_Problem description:_
Locate the lines where "wohl" occurs and copy them as they stand.

= = =

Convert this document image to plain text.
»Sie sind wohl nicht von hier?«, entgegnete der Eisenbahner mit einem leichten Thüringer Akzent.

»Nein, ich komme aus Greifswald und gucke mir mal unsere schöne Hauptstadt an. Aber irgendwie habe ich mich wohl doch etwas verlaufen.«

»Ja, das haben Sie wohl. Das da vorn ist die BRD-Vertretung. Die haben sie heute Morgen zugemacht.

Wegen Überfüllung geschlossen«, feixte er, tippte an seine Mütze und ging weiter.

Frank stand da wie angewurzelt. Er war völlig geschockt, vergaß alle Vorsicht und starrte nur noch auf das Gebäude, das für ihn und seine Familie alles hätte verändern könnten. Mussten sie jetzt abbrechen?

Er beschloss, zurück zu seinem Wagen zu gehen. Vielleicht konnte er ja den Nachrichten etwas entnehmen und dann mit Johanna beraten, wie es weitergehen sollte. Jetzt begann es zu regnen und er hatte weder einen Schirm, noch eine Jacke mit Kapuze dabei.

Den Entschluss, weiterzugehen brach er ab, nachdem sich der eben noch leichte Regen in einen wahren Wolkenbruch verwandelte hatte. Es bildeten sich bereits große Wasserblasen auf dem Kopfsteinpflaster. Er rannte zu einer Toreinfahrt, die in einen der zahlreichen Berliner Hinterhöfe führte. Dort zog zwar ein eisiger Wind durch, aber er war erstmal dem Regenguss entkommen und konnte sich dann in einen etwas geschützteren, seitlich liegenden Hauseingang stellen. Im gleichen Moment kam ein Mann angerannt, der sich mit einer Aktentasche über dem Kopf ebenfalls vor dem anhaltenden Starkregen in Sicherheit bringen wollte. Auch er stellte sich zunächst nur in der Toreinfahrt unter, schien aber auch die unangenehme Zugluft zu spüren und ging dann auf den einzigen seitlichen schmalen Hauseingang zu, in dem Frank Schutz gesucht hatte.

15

= = =

_Problem solution:_
»Sie sind wohl nicht von hier?«, entgegnete der Eisenbahner mit einem leichten Thüringer Akzent.
»Nein, ich komme aus Greifswald und gucke mir mal unsere schöne Hauptstadt an. Aber irgendwie habe ich mich wohl doch etwas verlaufen.«
»Ja, das haben Sie wohl. Das da vorn ist die BRD-Vertretung. Die haben sie heute Morgen zugemacht.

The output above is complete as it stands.